● PROBLEM DETAILS
Set the data down again, exactly as it reads, but without the pictures.

● AVAILABLE DATA
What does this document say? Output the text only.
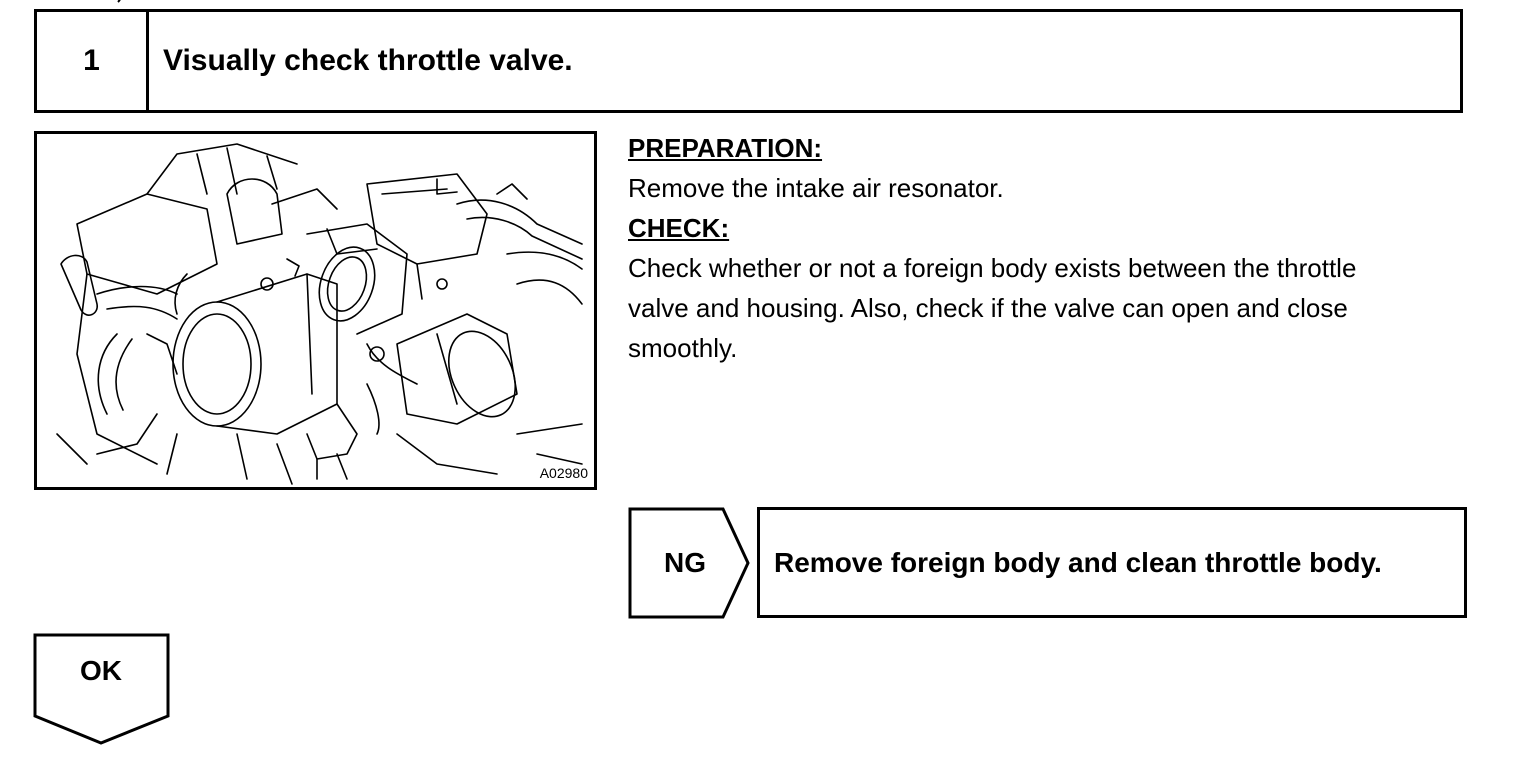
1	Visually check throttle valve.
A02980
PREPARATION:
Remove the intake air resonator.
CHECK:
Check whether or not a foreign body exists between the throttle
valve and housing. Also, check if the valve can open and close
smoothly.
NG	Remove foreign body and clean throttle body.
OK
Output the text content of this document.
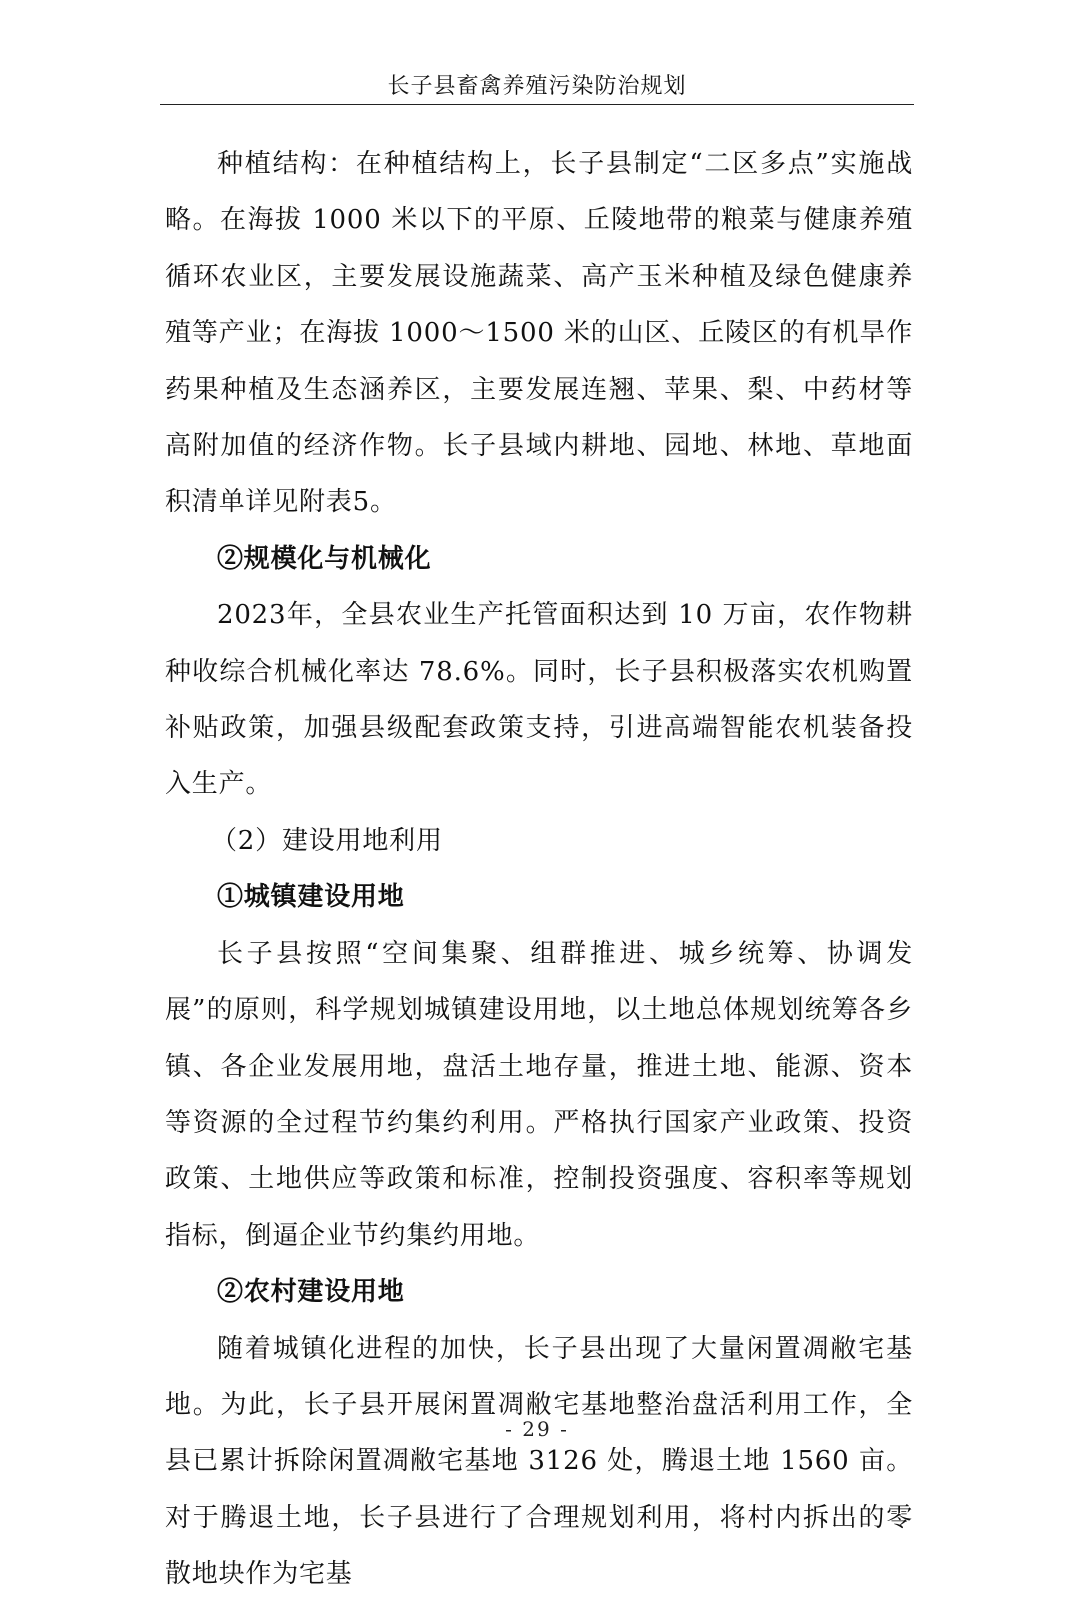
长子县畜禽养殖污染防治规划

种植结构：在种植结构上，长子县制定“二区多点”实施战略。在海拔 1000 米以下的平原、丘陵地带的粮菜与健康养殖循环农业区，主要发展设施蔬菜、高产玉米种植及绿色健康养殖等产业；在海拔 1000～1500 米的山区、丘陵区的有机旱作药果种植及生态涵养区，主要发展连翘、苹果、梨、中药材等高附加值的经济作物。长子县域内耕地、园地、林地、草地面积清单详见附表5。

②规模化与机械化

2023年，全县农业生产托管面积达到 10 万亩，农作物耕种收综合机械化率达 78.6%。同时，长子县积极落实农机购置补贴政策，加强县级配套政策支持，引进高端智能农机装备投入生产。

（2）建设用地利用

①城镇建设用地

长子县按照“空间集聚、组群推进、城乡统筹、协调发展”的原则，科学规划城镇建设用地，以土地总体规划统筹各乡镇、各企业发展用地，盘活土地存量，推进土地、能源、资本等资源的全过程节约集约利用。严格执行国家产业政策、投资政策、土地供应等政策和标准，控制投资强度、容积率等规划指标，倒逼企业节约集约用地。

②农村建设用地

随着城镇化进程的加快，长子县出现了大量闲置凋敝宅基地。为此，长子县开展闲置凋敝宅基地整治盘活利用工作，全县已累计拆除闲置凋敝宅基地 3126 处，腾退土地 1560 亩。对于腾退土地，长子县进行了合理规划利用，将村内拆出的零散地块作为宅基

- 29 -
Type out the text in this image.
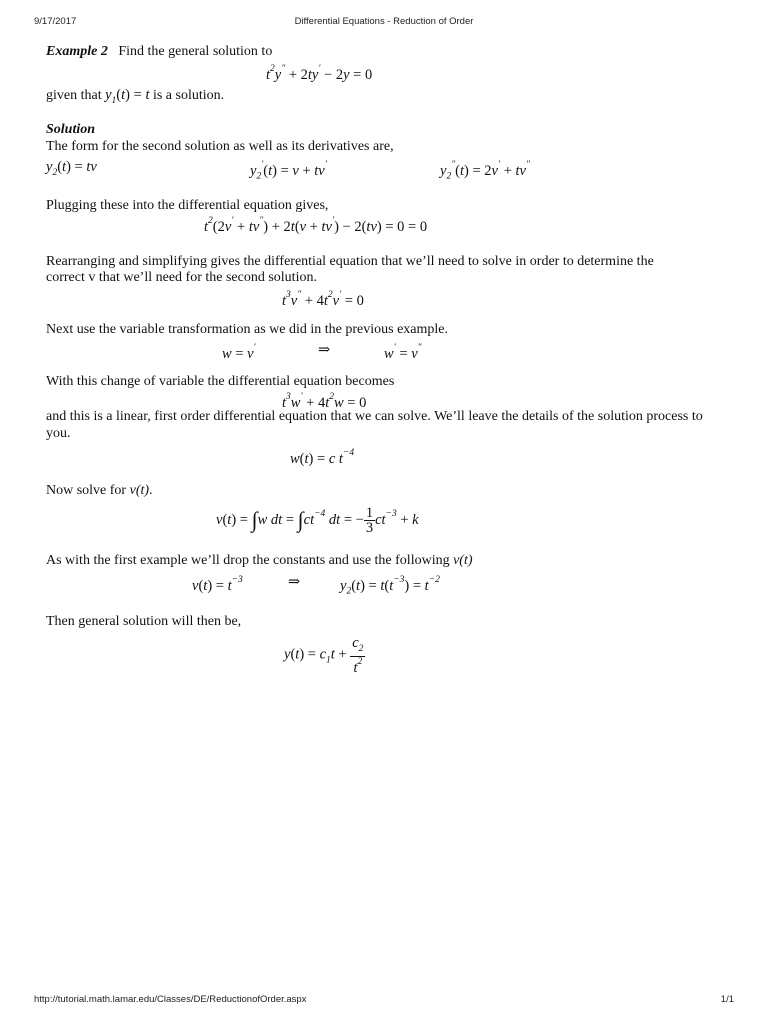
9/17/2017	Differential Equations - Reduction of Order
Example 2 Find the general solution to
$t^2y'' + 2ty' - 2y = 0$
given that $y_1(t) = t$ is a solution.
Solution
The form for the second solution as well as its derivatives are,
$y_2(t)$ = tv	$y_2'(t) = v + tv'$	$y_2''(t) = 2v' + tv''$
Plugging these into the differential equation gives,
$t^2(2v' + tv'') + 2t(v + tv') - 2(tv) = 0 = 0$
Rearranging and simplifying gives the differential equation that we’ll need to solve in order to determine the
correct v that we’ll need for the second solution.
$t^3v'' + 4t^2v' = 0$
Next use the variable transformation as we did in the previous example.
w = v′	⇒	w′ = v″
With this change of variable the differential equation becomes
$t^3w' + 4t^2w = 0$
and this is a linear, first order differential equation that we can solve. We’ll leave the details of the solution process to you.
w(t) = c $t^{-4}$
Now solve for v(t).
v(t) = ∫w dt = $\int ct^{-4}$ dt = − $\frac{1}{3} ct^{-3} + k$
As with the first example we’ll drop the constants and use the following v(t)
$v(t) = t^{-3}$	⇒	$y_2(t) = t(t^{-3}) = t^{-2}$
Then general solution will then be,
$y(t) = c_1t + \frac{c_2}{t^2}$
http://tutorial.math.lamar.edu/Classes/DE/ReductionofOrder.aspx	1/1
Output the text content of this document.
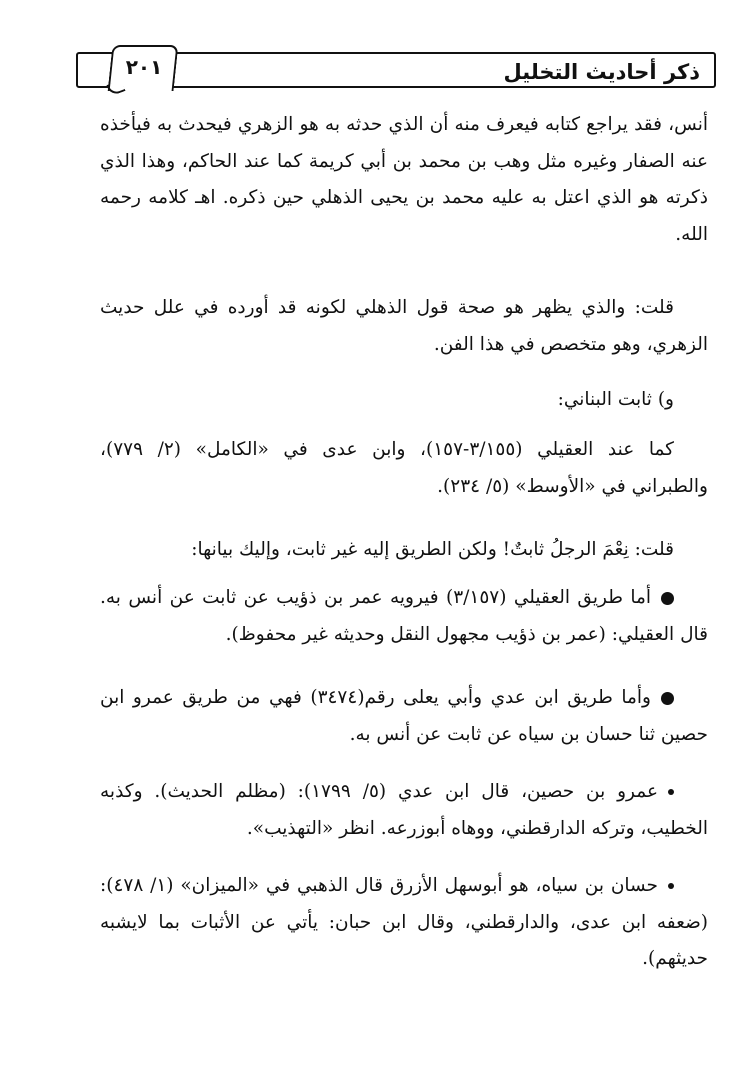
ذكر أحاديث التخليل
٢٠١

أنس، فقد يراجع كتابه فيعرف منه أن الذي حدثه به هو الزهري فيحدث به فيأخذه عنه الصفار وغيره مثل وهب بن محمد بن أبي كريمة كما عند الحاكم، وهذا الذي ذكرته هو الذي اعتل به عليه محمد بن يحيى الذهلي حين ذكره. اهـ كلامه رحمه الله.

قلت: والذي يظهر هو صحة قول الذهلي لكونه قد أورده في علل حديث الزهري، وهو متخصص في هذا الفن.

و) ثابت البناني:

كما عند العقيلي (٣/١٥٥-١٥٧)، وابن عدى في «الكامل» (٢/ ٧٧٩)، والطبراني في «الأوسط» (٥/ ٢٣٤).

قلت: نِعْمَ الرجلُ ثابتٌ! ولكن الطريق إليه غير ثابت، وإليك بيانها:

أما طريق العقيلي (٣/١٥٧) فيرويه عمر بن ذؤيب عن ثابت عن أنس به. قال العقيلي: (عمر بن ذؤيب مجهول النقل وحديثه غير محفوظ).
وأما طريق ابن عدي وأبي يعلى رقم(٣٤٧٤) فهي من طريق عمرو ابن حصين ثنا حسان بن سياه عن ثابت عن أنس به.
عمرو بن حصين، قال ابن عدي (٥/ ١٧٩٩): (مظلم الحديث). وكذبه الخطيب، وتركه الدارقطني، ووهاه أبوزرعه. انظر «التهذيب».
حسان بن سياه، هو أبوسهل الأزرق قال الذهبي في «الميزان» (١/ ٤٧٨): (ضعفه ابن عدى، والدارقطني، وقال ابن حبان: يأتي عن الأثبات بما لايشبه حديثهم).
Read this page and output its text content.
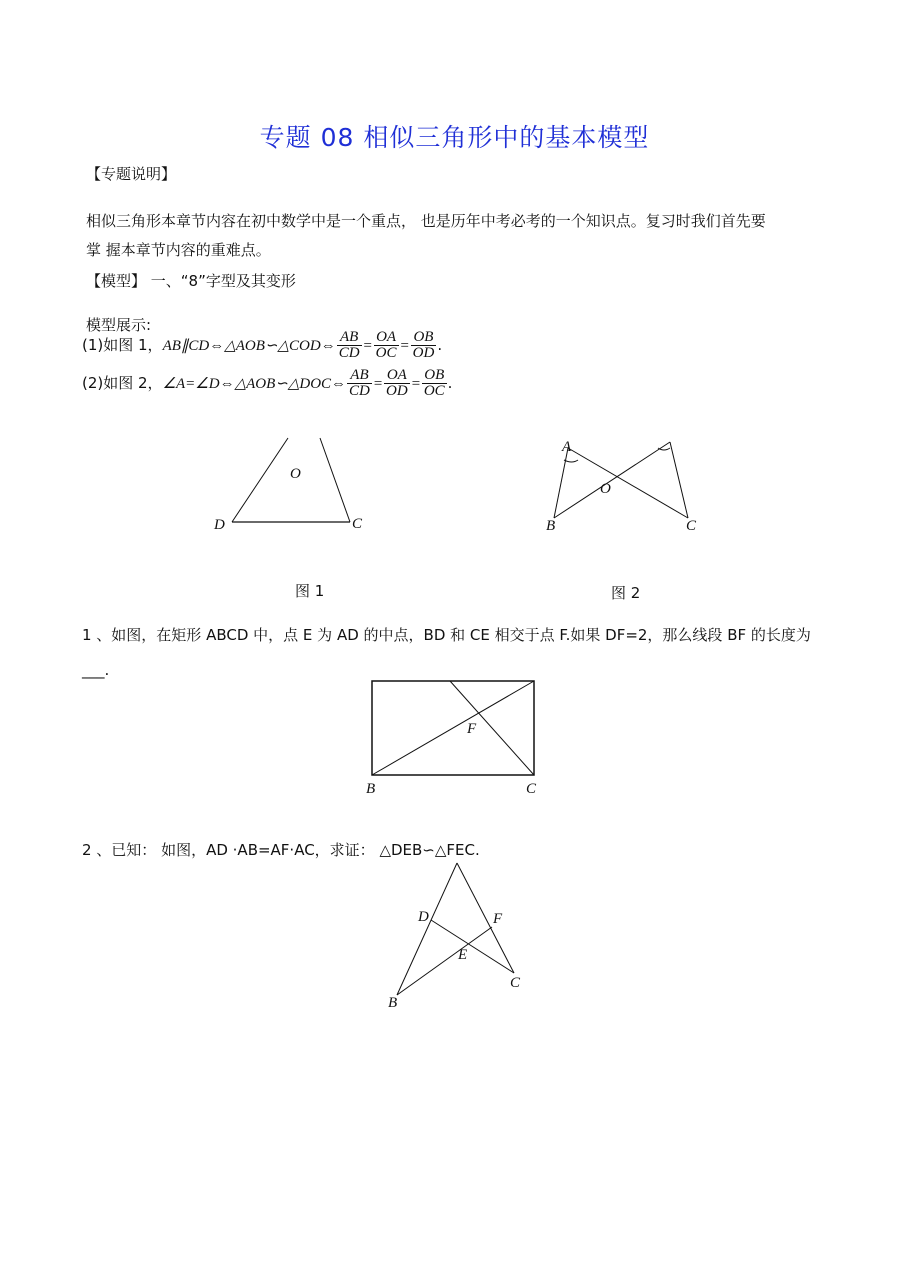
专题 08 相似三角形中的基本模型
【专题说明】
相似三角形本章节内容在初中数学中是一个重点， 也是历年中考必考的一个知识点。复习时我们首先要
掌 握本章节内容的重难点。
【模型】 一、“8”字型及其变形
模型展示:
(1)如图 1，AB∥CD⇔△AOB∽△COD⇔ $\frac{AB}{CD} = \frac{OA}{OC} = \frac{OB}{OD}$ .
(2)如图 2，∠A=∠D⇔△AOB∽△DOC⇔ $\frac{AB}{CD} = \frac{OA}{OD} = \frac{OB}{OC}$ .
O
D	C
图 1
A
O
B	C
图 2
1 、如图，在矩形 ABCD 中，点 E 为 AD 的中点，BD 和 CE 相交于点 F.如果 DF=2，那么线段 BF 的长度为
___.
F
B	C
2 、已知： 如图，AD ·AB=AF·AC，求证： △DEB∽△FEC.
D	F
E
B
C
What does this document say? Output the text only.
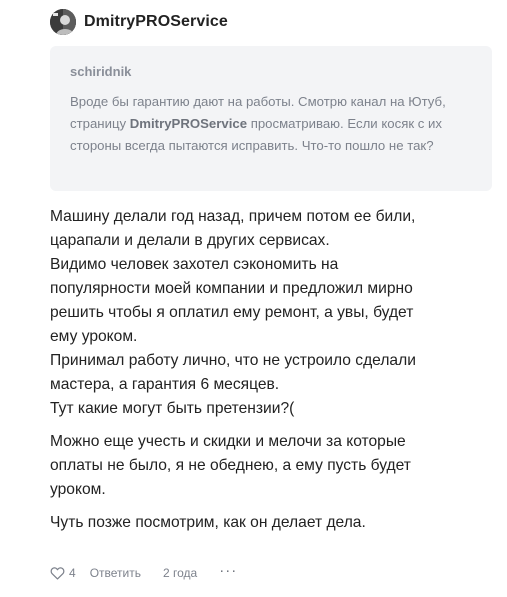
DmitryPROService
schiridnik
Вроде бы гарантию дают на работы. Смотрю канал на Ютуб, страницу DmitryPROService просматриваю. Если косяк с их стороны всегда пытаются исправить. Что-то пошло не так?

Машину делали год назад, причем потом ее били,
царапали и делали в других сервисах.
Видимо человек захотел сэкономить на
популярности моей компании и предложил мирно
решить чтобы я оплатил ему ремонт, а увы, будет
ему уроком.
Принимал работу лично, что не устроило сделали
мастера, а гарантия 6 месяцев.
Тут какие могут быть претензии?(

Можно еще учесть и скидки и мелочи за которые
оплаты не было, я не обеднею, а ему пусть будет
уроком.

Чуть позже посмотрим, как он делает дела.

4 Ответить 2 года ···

● RESPONSE TO THE TASK
What does this document say? Output the text only.
1	Visually check throttle valve.
A02980
PREPARATION:
Remove the intake air resonator.
CHECK:
Check whether or not a foreign body exists between the throttle
valve and housing. Also, check if the valve can open and close
smoothly.
NG	Remove foreign body and clean throttle body.
OK
Output the text content of this document.
长子县畜禽养殖污染防治规划

种植结构：在种植结构上，长子县制定“二区多点”实施战略。在海拔 1000 米以下的平原、丘陵地带的粮菜与健康养殖循环农业区，主要发展设施蔬菜、高产玉米种植及绿色健康养殖等产业；在海拔 1000～1500 米的山区、丘陵区的有机旱作药果种植及生态涵养区，主要发展连翘、苹果、梨、中药材等高附加值的经济作物。长子县域内耕地、园地、林地、草地面积清单详见附表5。

②规模化与机械化

2023年，全县农业生产托管面积达到 10 万亩，农作物耕种收综合机械化率达 78.6%。同时，长子县积极落实农机购置补贴政策，加强县级配套政策支持，引进高端智能农机装备投入生产。

（2）建设用地利用

①城镇建设用地

长子县按照“空间集聚、组群推进、城乡统筹、协调发展”的原则，科学规划城镇建设用地，以土地总体规划统筹各乡镇、各企业发展用地，盘活土地存量，推进土地、能源、资本等资源的全过程节约集约利用。严格执行国家产业政策、投资政策、土地供应等政策和标准，控制投资强度、容积率等规划指标，倒逼企业节约集约用地。

②农村建设用地

随着城镇化进程的加快，长子县出现了大量闲置凋敝宅基地。为此，长子县开展闲置凋敝宅基地整治盘活利用工作，全县已累计拆除闲置凋敝宅基地 3126 处，腾退土地 1560 亩。对于腾退土地，长子县进行了合理规划利用，将村内拆出的零散地块作为宅基

- 29 -
Type out the text in this image.
9/17/2017	Differential Equations - Reduction of Order
Example 2 Find the general solution to
$t^2y'' + 2ty' - 2y = 0$
given that $y_1(t) = t$ is a solution.
Solution
The form for the second solution as well as its derivatives are,
$y_2(t)$ = tv	$y_2'(t) = v + tv'$	$y_2''(t) = 2v' + tv''$
Plugging these into the differential equation gives,
$t^2(2v' + tv'') + 2t(v + tv') - 2(tv) = 0 = 0$
Rearranging and simplifying gives the differential equation that we’ll need to solve in order to determine the
correct v that we’ll need for the second solution.
$t^3v'' + 4t^2v' = 0$
Next use the variable transformation as we did in the previous example.
w = v′	⇒	w′ = v″
With this change of variable the differential equation becomes
$t^3w' + 4t^2w = 0$
and this is a linear, first order differential equation that we can solve. We’ll leave the details of the solution process to you.
w(t) = c $t^{-4}$
Now solve for v(t).
v(t) = ∫w dt = $\int ct^{-4}$ dt = − $\frac{1}{3} ct^{-3} + k$
As with the first example we’ll drop the constants and use the following v(t)
$v(t) = t^{-3}$	⇒	$y_2(t) = t(t^{-3}) = t^{-2}$
Then general solution will then be,
$y(t) = c_1t + \frac{c_2}{t^2}$
http://tutorial.math.lamar.edu/Classes/DE/ReductionofOrder.aspx	1/1
Output the text content of this document.
ذكر أحاديث التخليل
٢٠١

أنس، فقد يراجع كتابه فيعرف منه أن الذي حدثه به هو الزهري فيحدث به فيأخذه عنه الصفار وغيره مثل وهب بن محمد بن أبي كريمة كما عند الحاكم، وهذا الذي ذكرته هو الذي اعتل به عليه محمد بن يحيى الذهلي حين ذكره. اهـ كلامه رحمه الله.

قلت: والذي يظهر هو صحة قول الذهلي لكونه قد أورده في علل حديث الزهري، وهو متخصص في هذا الفن.

و) ثابت البناني:

كما عند العقيلي (٣/١٥٥-١٥٧)، وابن عدى في «الكامل» (٢/ ٧٧٩)، والطبراني في «الأوسط» (٥/ ٢٣٤).

قلت: نِعْمَ الرجلُ ثابتٌ! ولكن الطريق إليه غير ثابت، وإليك بيانها:

أما طريق العقيلي (٣/١٥٧) فيرويه عمر بن ذؤيب عن ثابت عن أنس به. قال العقيلي: (عمر بن ذؤيب مجهول النقل وحديثه غير محفوظ).
وأما طريق ابن عدي وأبي يعلى رقم(٣٤٧٤) فهي من طريق عمرو ابن حصين ثنا حسان بن سياه عن ثابت عن أنس به.
عمرو بن حصين، قال ابن عدي (٥/ ١٧٩٩): (مظلم الحديث). وكذبه الخطيب، وتركه الدارقطني، ووهاه أبوزرعه. انظر «التهذيب».
حسان بن سياه، هو أبوسهل الأزرق قال الذهبي في «الميزان» (١/ ٤٧٨): (ضعفه ابن عدى، والدارقطني، وقال ابن حبان: يأتي عن الأثبات بما لايشبه حديثهم).
Read this page and output its text content.
专题 08 相似三角形中的基本模型
【专题说明】
相似三角形本章节内容在初中数学中是一个重点， 也是历年中考必考的一个知识点。复习时我们首先要
掌 握本章节内容的重难点。
【模型】 一、“8”字型及其变形
模型展示:
(1)如图 1，AB∥CD⇔△AOB∽△COD⇔ $\frac{AB}{CD} = \frac{OA}{OC} = \frac{OB}{OD}$ .
(2)如图 2，∠A=∠D⇔△AOB∽△DOC⇔ $\frac{AB}{CD} = \frac{OA}{OD} = \frac{OB}{OC}$ .
O
D	C
图 1
A
O
B	C
图 2
1 、如图，在矩形 ABCD 中，点 E 为 AD 的中点，BD 和 CE 相交于点 F.如果 DF=2，那么线段 BF 的长度为
___.
F
B	C
2 、已知： 如图，AD ·AB=AF·AC，求证： △DEB∽△FEC.
D	F
E
B
C
What does this document say? Output the text only.
DmitryPROService
schiridnik
Вроде бы гарантию дают на работы. Смотрю канал на Ютуб, страницу DmitryPROService просматриваю. Если косяк с их стороны всегда пытаются исправить. Что-то пошло не так?

Машину делали год назад, причем потом ее били,
царапали и делали в других сервисах.
Видимо человек захотел сэкономить на
популярности моей компании и предложил мирно
решить чтобы я оплатил ему ремонт, а увы, будет
ему уроком.
Принимал работу лично, что не устроило сделали
мастера, а гарантия 6 месяцев.
Тут какие могут быть претензии?(

Можно еще учесть и скидки и мелочи за которые
оплаты не было, я не обеднею, а ему пусть будет
уроком.

Чуть позже посмотрим, как он делает дела.

4 Ответить 2 года ···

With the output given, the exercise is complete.